## Task prompt
Take down each entry exactly as written.

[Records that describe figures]
## begin

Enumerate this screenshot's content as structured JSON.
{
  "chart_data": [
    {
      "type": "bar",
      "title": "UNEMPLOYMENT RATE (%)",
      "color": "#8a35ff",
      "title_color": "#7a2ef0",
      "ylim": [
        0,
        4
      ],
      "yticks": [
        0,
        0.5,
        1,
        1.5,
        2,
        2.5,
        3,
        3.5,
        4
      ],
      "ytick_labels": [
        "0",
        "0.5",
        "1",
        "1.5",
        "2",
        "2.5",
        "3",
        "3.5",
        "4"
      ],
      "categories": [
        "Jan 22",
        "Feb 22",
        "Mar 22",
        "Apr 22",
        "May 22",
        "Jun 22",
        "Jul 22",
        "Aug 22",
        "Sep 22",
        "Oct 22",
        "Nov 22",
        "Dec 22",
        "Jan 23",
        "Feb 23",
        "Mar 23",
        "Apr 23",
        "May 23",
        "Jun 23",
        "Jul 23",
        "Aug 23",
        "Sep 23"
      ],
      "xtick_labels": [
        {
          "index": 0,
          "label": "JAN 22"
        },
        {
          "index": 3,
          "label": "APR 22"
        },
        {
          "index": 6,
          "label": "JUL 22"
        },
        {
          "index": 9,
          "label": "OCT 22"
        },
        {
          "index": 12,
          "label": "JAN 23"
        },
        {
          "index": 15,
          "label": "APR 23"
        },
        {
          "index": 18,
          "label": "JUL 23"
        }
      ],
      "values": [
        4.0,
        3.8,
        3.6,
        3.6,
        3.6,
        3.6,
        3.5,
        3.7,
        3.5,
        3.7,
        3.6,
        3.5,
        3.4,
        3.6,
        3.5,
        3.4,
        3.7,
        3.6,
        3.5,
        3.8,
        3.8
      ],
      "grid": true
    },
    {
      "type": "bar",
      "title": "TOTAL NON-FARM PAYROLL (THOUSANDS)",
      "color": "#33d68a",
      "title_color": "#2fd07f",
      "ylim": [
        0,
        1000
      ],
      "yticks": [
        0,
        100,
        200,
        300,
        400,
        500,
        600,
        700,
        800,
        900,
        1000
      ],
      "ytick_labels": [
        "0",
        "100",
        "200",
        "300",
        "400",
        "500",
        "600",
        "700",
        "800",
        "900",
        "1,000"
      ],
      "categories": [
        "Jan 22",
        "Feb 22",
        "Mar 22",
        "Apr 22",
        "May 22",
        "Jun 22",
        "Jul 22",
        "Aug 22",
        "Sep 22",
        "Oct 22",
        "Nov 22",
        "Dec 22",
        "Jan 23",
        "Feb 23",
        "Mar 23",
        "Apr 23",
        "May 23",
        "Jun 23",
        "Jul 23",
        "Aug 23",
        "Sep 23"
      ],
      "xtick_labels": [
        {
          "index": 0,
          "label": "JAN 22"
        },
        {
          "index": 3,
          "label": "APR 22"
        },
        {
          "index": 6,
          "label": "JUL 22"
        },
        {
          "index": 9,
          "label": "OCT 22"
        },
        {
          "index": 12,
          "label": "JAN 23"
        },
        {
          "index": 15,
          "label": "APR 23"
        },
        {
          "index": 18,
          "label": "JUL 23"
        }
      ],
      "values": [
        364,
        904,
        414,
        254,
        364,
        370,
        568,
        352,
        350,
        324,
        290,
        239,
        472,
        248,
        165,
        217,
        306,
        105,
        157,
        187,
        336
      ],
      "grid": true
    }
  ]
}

## end

## Result for this task
Enumerate this screenshot's content as structured JSON.
{
  "chart_data": [
    {
      "type": "bar",
      "title": "UNEMPLOYMENT RATE (%)",
      "color": "#8a35ff",
      "title_color": "#7a2ef0",
      "ylim": [
        0,
        4
      ],
      "yticks": [
        0,
        0.5,
        1,
        1.5,
        2,
        2.5,
        3,
        3.5,
        4
      ],
      "ytick_labels": [
        "0",
        "0.5",
        "1",
        "1.5",
        "2",
        "2.5",
        "3",
        "3.5",
        "4"
      ],
      "categories": [
        "Jan 22",
        "Feb 22",
        "Mar 22",
        "Apr 22",
        "May 22",
        "Jun 22",
        "Jul 22",
        "Aug 22",
        "Sep 22",
        "Oct 22",
        "Nov 22",
        "Dec 22",
        "Jan 23",
        "Feb 23",
        "Mar 23",
        "Apr 23",
        "May 23",
        "Jun 23",
        "Jul 23",
        "Aug 23",
        "Sep 23"
      ],
      "xtick_labels": [
        {
          "index": 0,
          "label": "JAN 22"
        },
        {
          "index": 3,
          "label": "APR 22"
        },
        {
          "index": 6,
          "label": "JUL 22"
        },
        {
          "index": 9,
          "label": "OCT 22"
        },
        {
          "index": 12,
          "label": "JAN 23"
        },
        {
          "index": 15,
          "label": "APR 23"
        },
        {
          "index": 18,
          "label": "JUL 23"
        }
      ],
      "values": [
        4.0,
        3.8,
        3.6,
        3.6,
        3.6,
        3.6,
        3.5,
        3.7,
        3.5,
        3.7,
        3.6,
        3.5,
        3.4,
        3.6,
        3.5,
        3.4,
        3.7,
        3.6,
        3.5,
        3.8,
        3.8
      ],
      "grid": true
    },
    {
      "type": "bar",
      "title": "TOTAL NON-FARM PAYROLL (THOUSANDS)",
      "color": "#33d68a",
      "title_color": "#2fd07f",
      "ylim": [
        0,
        1000
      ],
      "yticks": [
        0,
        100,
        200,
        300,
        400,
        500,
        600,
        700,
        800,
        900,
        1000
      ],
      "ytick_labels": [
        "0",
        "100",
        "200",
        "300",
        "400",
        "500",
        "600",
        "700",
        "800",
        "900",
        "1,000"
      ],
      "categories": [
        "Jan 22",
        "Feb 22",
        "Mar 22",
        "Apr 22",
        "May 22",
        "Jun 22",
        "Jul 22",
        "Aug 22",
        "Sep 22",
        "Oct 22",
        "Nov 22",
        "Dec 22",
        "Jan 23",
        "Feb 23",
        "Mar 23",
        "Apr 23",
        "May 23",
        "Jun 23",
        "Jul 23",
        "Aug 23",
        "Sep 23"
      ],
      "xtick_labels": [
        {
          "index": 0,
          "label": "JAN 22"
        },
        {
          "index": 3,
          "label": "APR 22"
        },
        {
          "index": 6,
          "label": "JUL 22"
        },
        {
          "index": 9,
          "label": "OCT 22"
        },
        {
          "index": 12,
          "label": "JAN 23"
        },
        {
          "index": 15,
          "label": "APR 23"
        },
        {
          "index": 18,
          "label": "JUL 23"
        }
      ],
      "values": [
        364,
        904,
        414,
        254,
        364,
        370,
        568,
        352,
        350,
        324,
        290,
        239,
        472,
        248,
        165,
        217,
        306,
        105,
        157,
        187,
        336
      ],
      "grid": true
    }
  ]
}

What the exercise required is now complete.